> **Exercise task**:
Your task is to copy every line of the entries that contains "B项错误".

** Start Data for the task **

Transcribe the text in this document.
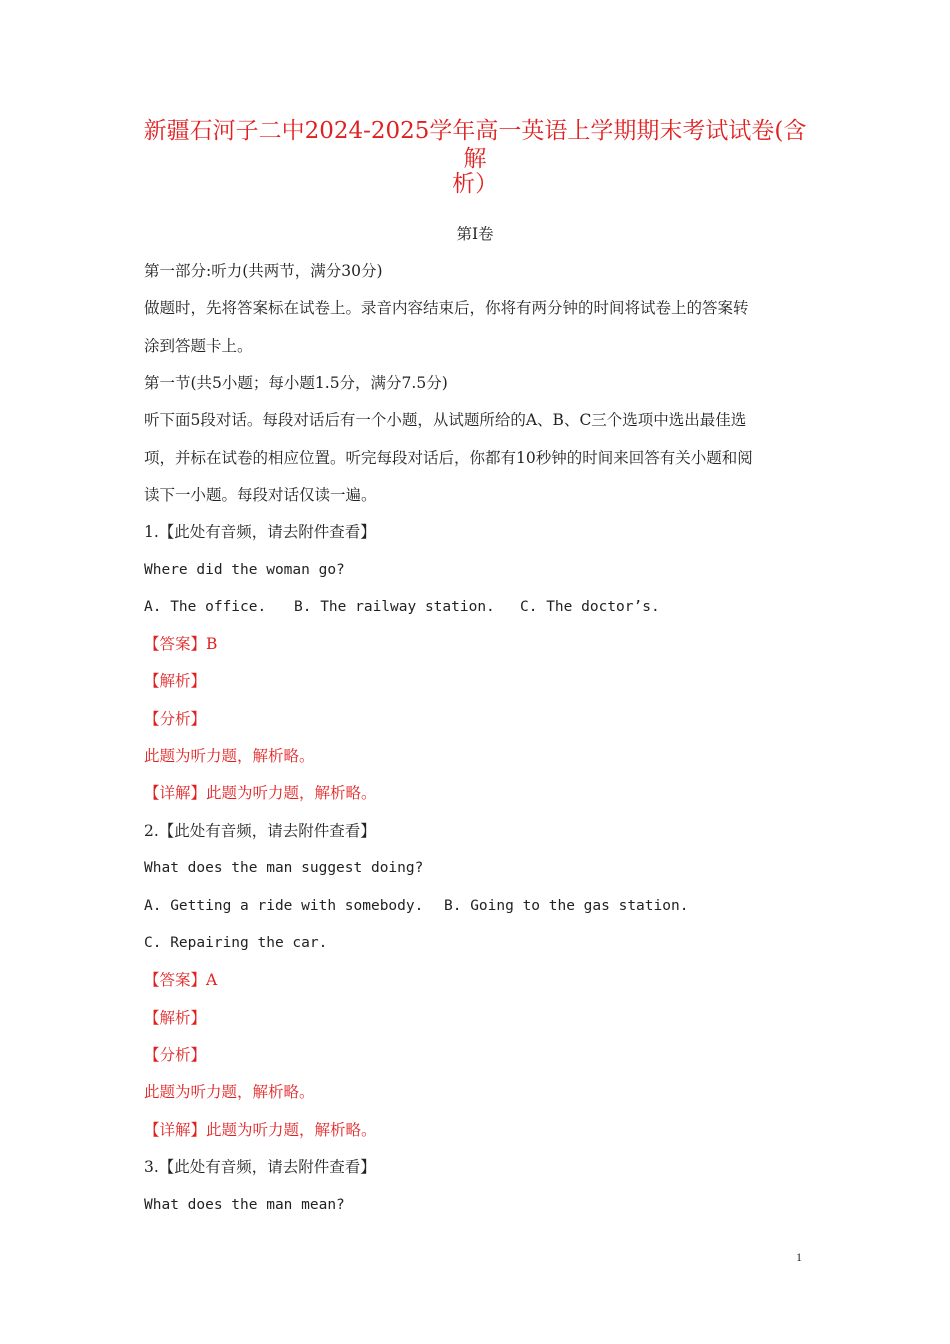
新疆石河子二中2024-2025学年高一英语上学期期末考试试卷(含解
析）
第I卷
第一部分:听力(共两节，满分30分)
做题时，先将答案标在试卷上。录音内容结束后，你将有两分钟的时间将试卷上的答案转
涂到答题卡上。
第一节(共5小题；每小题1.5分，满分7.5分)
听下面5段对话。每段对话后有一个小题，从试题所给的A、B、C三个选项中选出最佳选
项，并标在试卷的相应位置。听完每段对话后，你都有10秒钟的时间来回答有关小题和阅
读下一小题。每段对话仅读一遍。
1.【此处有音频，请去附件查看】
Where did the woman go?
A. The office. B. The railway station. C. The doctor’s.
【答案】B
【解析】
【分析】
此题为听力题，解析略。
【详解】此题为听力题，解析略。
2.【此处有音频，请去附件查看】
What does the man suggest doing?
A. Getting a ride with somebody. B. Going to the gas station.
C. Repairing the car.
【答案】A
【解析】
【分析】
此题为听力题，解析略。
【详解】此题为听力题，解析略。
3.【此处有音频，请去附件查看】
What does the man mean?
1
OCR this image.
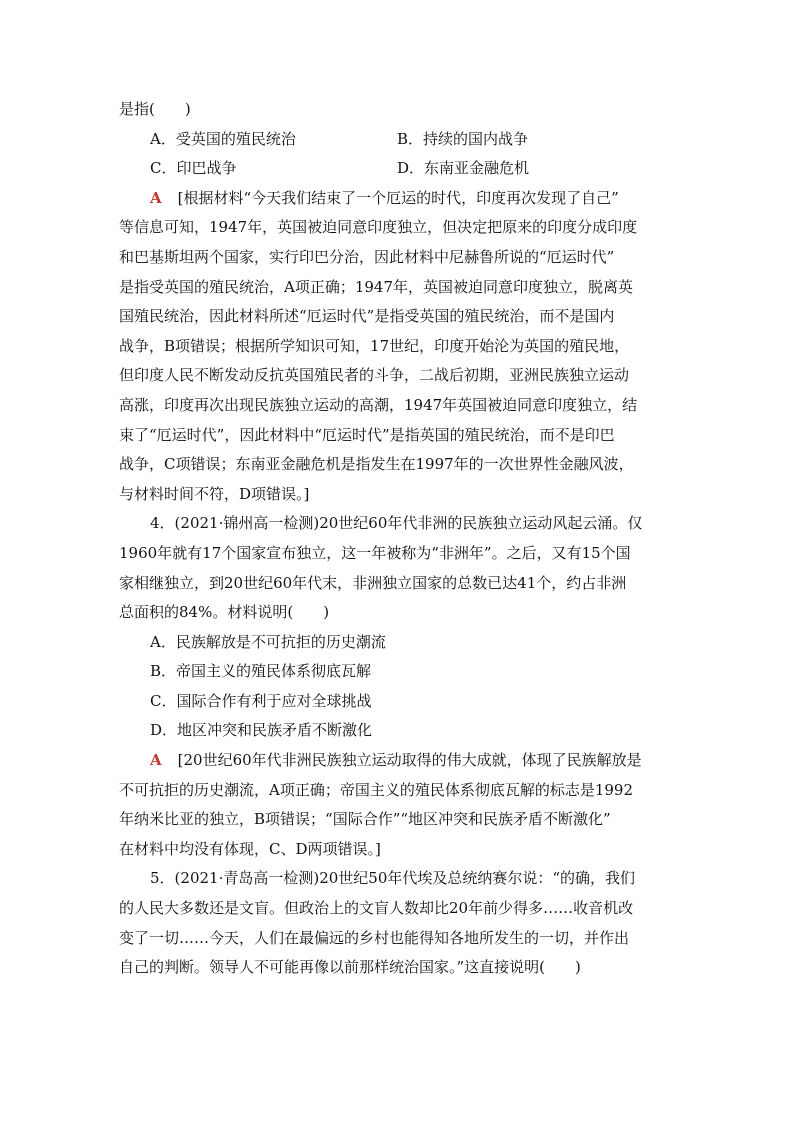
是指(　　)
A．受英国的殖民统治	B．持续的国内战争
C．印巴战争	D．东南亚金融危机
A [根据材料“今天我们结束了一个厄运的时代，印度再次发现了自己”
等信息可知，1947年，英国被迫同意印度独立，但决定把原来的印度分成印度
和巴基斯坦两个国家，实行印巴分治，因此材料中尼赫鲁所说的“厄运时代”
是指受英国的殖民统治，A项正确；1947年，英国被迫同意印度独立，脱离英
国殖民统治，因此材料所述“厄运时代”是指受英国的殖民统治，而不是国内
战争，B项错误；根据所学知识可知，17世纪，印度开始沦为英国的殖民地，
但印度人民不断发动反抗英国殖民者的斗争，二战后初期，亚洲民族独立运动
高涨，印度再次出现民族独立运动的高潮，1947年英国被迫同意印度独立，结
束了“厄运时代”，因此材料中“厄运时代”是指英国的殖民统治，而不是印巴
战争，C项错误；东南亚金融危机是指发生在1997年的一次世界性金融风波，
与材料时间不符，D项错误。]
4．(2021·锦州高一检测)20世纪60年代非洲的民族独立运动风起云涌。仅
1960年就有17个国家宣布独立，这一年被称为“非洲年”。之后，又有15个国
家相继独立，到20世纪60年代末，非洲独立国家的总数已达41个，约占非洲
总面积的84%。材料说明(　　)
A．民族解放是不可抗拒的历史潮流
B．帝国主义的殖民体系彻底瓦解
C．国际合作有利于应对全球挑战
D．地区冲突和民族矛盾不断激化
A [20世纪60年代非洲民族独立运动取得的伟大成就，体现了民族解放是
不可抗拒的历史潮流，A项正确；帝国主义的殖民体系彻底瓦解的标志是1992
年纳米比亚的独立，B项错误；“国际合作”“地区冲突和民族矛盾不断激化”
在材料中均没有体现，C、D两项错误。]
5．(2021·青岛高一检测)20世纪50年代埃及总统纳赛尔说：“的确，我们
的人民大多数还是文盲。但政治上的文盲人数却比20年前少得多……收音机改
变了一切……今天，人们在最偏远的乡村也能得知各地所发生的一切，并作出
自己的判断。领导人不可能再像以前那样统治国家。”这直接说明(　　)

** End Data for the task **

> **Result for this task**:
战争，B项错误；根据所学知识可知，17世纪，印度开始沦为英国的殖民地，
年纳米比亚的独立，B项错误；“国际合作”“地区冲突和民族矛盾不断激化”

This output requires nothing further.